* Prompt
Repeat the listing below in full, exactly as it stands.
● ● ● ● ●
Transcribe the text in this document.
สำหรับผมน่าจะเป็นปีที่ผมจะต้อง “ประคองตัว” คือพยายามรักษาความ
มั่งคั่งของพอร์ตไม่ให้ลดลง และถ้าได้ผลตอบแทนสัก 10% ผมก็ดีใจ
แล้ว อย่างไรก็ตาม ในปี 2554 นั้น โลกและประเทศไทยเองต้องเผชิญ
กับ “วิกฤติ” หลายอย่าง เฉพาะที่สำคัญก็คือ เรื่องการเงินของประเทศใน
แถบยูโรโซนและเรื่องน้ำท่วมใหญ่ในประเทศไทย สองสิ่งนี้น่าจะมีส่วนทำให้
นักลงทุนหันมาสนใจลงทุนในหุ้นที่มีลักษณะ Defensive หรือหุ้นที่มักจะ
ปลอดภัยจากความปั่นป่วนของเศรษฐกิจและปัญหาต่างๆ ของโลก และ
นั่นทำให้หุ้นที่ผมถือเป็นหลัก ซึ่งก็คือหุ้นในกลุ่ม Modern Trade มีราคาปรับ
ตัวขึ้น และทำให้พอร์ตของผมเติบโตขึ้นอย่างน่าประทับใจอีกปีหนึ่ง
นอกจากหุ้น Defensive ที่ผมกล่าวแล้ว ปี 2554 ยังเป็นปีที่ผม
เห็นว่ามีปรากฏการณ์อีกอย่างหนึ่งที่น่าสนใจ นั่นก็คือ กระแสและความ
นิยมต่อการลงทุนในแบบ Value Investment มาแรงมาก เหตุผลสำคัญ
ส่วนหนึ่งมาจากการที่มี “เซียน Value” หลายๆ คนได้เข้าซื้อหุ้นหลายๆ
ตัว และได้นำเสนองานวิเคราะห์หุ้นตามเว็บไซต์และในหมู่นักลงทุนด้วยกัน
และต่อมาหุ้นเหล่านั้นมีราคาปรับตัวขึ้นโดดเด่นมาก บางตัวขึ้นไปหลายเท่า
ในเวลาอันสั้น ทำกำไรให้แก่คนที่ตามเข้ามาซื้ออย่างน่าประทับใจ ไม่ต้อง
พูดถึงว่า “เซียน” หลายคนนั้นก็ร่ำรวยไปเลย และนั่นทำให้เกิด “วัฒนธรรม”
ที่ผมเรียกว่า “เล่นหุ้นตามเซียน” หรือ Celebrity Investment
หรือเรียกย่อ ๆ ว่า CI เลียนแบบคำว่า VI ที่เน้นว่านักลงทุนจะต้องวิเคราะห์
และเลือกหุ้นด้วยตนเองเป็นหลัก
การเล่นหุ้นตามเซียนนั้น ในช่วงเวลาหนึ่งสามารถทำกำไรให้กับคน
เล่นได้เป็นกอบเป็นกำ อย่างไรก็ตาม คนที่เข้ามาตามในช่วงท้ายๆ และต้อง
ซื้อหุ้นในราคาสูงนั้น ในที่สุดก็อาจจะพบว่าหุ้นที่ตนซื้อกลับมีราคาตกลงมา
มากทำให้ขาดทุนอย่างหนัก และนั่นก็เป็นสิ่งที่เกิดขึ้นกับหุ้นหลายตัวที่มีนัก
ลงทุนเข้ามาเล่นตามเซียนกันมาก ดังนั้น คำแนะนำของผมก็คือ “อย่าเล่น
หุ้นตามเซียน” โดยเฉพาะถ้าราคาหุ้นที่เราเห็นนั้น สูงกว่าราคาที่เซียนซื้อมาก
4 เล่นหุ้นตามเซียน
● ● ● ● ●
* Completed task
Transcribe the text in this document.
สำหรับผมน่าจะเป็นปีที่ผมจะต้อง “ประคองตัว” คือพยายามรักษาความ
มั่งคั่งของพอร์ตไม่ให้ลดลง และถ้าได้ผลตอบแทนสัก 10% ผมก็ดีใจ
แล้ว อย่างไรก็ตาม ในปี 2554 นั้น โลกและประเทศไทยเองต้องเผชิญ
กับ “วิกฤติ” หลายอย่าง เฉพาะที่สำคัญก็คือ เรื่องการเงินของประเทศใน
แถบยูโรโซนและเรื่องน้ำท่วมใหญ่ในประเทศไทย สองสิ่งนี้น่าจะมีส่วนทำให้
นักลงทุนหันมาสนใจลงทุนในหุ้นที่มีลักษณะ Defensive หรือหุ้นที่มักจะ
ปลอดภัยจากความปั่นป่วนของเศรษฐกิจและปัญหาต่างๆ ของโลก และ
นั่นทำให้หุ้นที่ผมถือเป็นหลัก ซึ่งก็คือหุ้นในกลุ่ม Modern Trade มีราคาปรับ
ตัวขึ้น และทำให้พอร์ตของผมเติบโตขึ้นอย่างน่าประทับใจอีกปีหนึ่ง
นอกจากหุ้น Defensive ที่ผมกล่าวแล้ว ปี 2554 ยังเป็นปีที่ผม
เห็นว่ามีปรากฏการณ์อีกอย่างหนึ่งที่น่าสนใจ นั่นก็คือ กระแสและความ
นิยมต่อการลงทุนในแบบ Value Investment มาแรงมาก เหตุผลสำคัญ
ส่วนหนึ่งมาจากการที่มี “เซียน Value” หลายๆ คนได้เข้าซื้อหุ้นหลายๆ
ตัว และได้นำเสนองานวิเคราะห์หุ้นตามเว็บไซต์และในหมู่นักลงทุนด้วยกัน
และต่อมาหุ้นเหล่านั้นมีราคาปรับตัวขึ้นโดดเด่นมาก บางตัวขึ้นไปหลายเท่า
ในเวลาอันสั้น ทำกำไรให้แก่คนที่ตามเข้ามาซื้ออย่างน่าประทับใจ ไม่ต้อง
พูดถึงว่า “เซียน” หลายคนนั้นก็ร่ำรวยไปเลย และนั่นทำให้เกิด “วัฒนธรรม”
ที่ผมเรียกว่า “เล่นหุ้นตามเซียน” หรือ Celebrity Investment
หรือเรียกย่อ ๆ ว่า CI เลียนแบบคำว่า VI ที่เน้นว่านักลงทุนจะต้องวิเคราะห์
และเลือกหุ้นด้วยตนเองเป็นหลัก
การเล่นหุ้นตามเซียนนั้น ในช่วงเวลาหนึ่งสามารถทำกำไรให้กับคน
เล่นได้เป็นกอบเป็นกำ อย่างไรก็ตาม คนที่เข้ามาตามในช่วงท้ายๆ และต้อง
ซื้อหุ้นในราคาสูงนั้น ในที่สุดก็อาจจะพบว่าหุ้นที่ตนซื้อกลับมีราคาตกลงมา
มากทำให้ขาดทุนอย่างหนัก และนั่นก็เป็นสิ่งที่เกิดขึ้นกับหุ้นหลายตัวที่มีนัก
ลงทุนเข้ามาเล่นตามเซียนกันมาก ดังนั้น คำแนะนำของผมก็คือ “อย่าเล่น
หุ้นตามเซียน” โดยเฉพาะถ้าราคาหุ้นที่เราเห็นนั้น สูงกว่าราคาที่เซียนซื้อมาก
4 เล่นหุ้นตามเซียน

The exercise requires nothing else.